万博の乱気流、再び。86分のアクシデント。右サイドバックのオ・ジェソクと左ウイングバックの清水航平が、ボールの転がる方向の偶然にも導かれ、逆サイドまでもつれ合う。倒れる両者。右手を挙げて迫る清水を、オ・ジェソクが両手で突き飛ばす。掛け寄る扇谷健司主審の掲げたカードは赤色。一発退場。破れたスコアの均衡に続き、人数の均衡も予期せぬ形で破れてしまう。リードしている10人とリードされている11人。次々に入れ替わるメインキャスト。書き換えられ続ける結末のシナリオ。89分に切り合う最後のカード。長谷川監督は宇佐美を下げて、米倉恒貴をそのまま右サイドバックへ。森保監督は清水と山岸智のスイッチを選択。3本目の矢としての重責は、今シーズン苦しんできたベテランに託された。
賢者が導いたアディショナルタイムの執念。90+1分のFKは広島。それまでに4度あったセットプレーをすべて中央に蹴り込んでいた柴﨑晃誠は、5度目の機会に突如として後方へ短く。まったくのフリーで受けた青山は、誰にも邪魔されることなくプレースキック並みの余裕を持ってピンポイントクロス。「僕を見て上げてくれたと思う」と話す佐々木の強烈なヘディングは、右のサイドネットへ力強く飛び込む。賢者の機転に賢者が応え、「本当に良いボールだったので強く叩けて良かったです」と振り返った佐々木がグサリ。「劣勢になっても粘り強く辛抱強く戦うという継続力」(森保監督)は強者の証。大き過ぎる2つのアウェイゴールで、広島がスコアを振り出しに揺り戻した。

__________________________________________________

出題 1 »
提示文によると、86分のアクシデントで赤色のカードを掲げた主審は誰か。
出題 2 »
提示文のうち「万博の乱気流、再び。86分の」で始まり「コアを振り出しに揺り戻した。」まで続く部分を、「ヘディング」を「ヘッド」に置き換えて書き改めてください。
出題 3 »
次の(a)〜(c)が提示文の内容と合うかどうかを、はいかいいえで答え、判断の根拠となる語句を提示文からそのまま引用せよ。
(a) 一発退場となったのはオ・ジェソクである。
(b) 90+1分のFKで、柴﨑晃誠はボールを中央に蹴り込んだ。
(c) 89分の交代で、長谷川監督は宇佐美を下げた。

[要素の位置データ]
__________________________________________________

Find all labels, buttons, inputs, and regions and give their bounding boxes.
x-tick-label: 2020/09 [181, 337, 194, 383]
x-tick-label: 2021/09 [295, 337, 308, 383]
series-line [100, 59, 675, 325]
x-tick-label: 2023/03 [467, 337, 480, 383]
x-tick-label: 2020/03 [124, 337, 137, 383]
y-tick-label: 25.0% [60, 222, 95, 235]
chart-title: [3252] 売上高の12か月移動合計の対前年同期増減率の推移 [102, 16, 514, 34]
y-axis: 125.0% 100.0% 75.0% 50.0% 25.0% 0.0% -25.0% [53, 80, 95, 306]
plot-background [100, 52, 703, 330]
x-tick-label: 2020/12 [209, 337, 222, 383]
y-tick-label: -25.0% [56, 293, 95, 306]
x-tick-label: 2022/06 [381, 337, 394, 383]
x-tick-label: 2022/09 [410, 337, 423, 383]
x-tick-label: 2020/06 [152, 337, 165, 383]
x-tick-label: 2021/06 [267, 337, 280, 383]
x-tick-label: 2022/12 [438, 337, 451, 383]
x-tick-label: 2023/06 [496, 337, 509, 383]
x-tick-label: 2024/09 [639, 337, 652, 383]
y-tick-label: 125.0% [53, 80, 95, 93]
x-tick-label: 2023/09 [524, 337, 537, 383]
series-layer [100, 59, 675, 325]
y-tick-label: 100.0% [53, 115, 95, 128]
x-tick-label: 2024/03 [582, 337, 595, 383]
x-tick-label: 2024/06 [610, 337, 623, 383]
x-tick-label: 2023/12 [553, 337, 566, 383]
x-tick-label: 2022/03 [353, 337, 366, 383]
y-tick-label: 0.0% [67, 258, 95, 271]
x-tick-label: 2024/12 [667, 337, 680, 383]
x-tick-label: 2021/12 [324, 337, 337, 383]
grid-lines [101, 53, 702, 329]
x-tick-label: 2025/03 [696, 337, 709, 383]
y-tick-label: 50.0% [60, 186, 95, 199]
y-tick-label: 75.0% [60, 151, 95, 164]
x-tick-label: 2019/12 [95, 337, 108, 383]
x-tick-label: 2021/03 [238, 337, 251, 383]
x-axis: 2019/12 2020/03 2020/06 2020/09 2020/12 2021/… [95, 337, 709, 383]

__________________________________________________

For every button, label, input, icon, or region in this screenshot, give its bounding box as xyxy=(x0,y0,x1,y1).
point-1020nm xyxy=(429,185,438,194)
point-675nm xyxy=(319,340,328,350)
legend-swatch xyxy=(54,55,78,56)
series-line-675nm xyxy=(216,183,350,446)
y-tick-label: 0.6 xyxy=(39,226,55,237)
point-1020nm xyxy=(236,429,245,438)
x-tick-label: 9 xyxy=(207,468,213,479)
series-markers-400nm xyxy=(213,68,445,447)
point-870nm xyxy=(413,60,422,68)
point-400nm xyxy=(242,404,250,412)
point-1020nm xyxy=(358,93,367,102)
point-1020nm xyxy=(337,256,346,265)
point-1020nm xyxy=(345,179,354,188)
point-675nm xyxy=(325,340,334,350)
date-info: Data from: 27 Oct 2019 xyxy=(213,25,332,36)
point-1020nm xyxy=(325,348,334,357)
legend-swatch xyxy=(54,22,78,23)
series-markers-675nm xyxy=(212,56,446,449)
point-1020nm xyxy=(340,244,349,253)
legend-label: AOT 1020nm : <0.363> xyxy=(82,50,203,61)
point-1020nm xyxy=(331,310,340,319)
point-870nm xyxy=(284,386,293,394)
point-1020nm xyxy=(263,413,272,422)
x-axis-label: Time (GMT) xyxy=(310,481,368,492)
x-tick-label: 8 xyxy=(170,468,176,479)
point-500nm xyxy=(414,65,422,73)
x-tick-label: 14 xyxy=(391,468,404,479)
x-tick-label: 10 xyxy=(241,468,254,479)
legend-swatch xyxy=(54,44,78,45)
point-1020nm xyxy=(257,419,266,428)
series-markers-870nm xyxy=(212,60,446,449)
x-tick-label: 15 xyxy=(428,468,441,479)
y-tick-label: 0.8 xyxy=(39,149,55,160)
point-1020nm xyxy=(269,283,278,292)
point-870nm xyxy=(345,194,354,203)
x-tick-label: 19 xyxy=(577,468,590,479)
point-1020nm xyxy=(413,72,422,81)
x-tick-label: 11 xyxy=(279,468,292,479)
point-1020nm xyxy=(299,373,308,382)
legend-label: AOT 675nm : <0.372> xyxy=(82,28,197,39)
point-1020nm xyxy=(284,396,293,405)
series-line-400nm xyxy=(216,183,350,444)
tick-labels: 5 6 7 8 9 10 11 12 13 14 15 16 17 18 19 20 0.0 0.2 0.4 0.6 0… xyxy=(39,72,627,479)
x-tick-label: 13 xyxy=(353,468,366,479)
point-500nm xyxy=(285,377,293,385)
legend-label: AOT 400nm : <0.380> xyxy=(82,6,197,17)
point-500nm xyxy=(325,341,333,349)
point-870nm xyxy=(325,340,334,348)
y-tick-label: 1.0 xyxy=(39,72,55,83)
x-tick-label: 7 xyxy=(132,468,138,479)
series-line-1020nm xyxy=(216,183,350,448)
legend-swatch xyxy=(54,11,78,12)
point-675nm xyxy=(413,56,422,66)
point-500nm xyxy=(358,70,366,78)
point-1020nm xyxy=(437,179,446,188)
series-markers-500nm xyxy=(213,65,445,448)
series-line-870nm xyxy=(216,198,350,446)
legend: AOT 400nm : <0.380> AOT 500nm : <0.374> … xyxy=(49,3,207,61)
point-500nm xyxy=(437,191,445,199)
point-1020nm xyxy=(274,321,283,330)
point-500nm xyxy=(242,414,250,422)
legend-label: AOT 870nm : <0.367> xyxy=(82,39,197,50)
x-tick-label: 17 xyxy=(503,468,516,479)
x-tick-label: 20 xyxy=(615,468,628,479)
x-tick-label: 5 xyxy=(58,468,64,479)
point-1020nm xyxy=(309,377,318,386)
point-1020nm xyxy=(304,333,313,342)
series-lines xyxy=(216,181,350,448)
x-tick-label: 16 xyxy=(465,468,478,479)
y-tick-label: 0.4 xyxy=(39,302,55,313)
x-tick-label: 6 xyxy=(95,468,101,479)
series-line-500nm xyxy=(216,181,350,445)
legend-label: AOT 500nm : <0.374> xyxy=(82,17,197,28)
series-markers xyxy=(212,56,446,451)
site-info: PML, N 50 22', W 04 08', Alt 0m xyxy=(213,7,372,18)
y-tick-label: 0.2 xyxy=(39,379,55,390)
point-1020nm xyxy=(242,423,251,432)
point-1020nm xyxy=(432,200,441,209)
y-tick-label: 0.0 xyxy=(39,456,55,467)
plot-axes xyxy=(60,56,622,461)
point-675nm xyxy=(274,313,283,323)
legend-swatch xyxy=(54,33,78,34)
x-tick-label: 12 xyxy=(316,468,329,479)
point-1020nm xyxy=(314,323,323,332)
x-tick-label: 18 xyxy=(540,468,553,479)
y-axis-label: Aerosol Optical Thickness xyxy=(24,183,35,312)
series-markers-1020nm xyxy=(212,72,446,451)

__________________________________________________

正解 1 »
扇谷健司主審

正解 2 »
万博の乱気流、再び。86分のアクシデント。右サイドバックのオ・ジェソクと左ウイングバックの清水航平が、ボールの転がる方向の偶然にも導かれ、逆サイドまでもつれ合う。倒れる両者。右手を挙げて迫る清水を、オ・ジェソクが両手で突き飛ばす。掛け寄る扇谷健司主審の掲げたカードは赤色。一発退場。破れたスコアの均衡に続き、人数の均衡も予期せぬ形で破れてしまう。リードしている10人とリードされている11人。次々に入れ替わるメインキャスト。書き換えられ続ける結末のシナリオ。89分に切り合う最後のカード。長谷川監督は宇佐美を下げて、米倉恒貴をそのまま右サイドバックへ。森保監督は清水と山岸智のスイッチを選択。3本目の矢としての重責は、今シーズン苦しんできたベテランに託された。
賢者が導いたアディショナルタイムの執念。90+1分のFKは広島。それまでに4度あったセットプレーをすべて中央に蹴り込んでいた柴﨑晃誠は、5度目の機会に突如として後方へ短く。まったくのフリーで受けた青山は、誰にも邪魔されることなくプレースキック並みの余裕を持ってピンポイントクロス。「僕を見て上げてくれたと思う」と話す佐々木の強烈なヘッドは、右のサイドネットへ力強く飛び込む。賢者の機転に賢者が応え、「本当に良いボールだったので強く叩けて良かったです」と振り返った佐々木がグサリ。「劣勢になっても粘り強く辛抱強く戦うという継続力」(森保監督)は強者の証。大き過ぎる2つのアウェイゴールで、広島がスコアを振り出しに揺り戻した。

正解 3 »
(a) はい。「オ・ジェソクが両手で突き飛ばす」「掲げたカードは赤色。一発退場。」
(b) いいえ。「5度目の機会に突如として後方へ短く。」
(c) はい。「長谷川監督は宇佐美を下げて」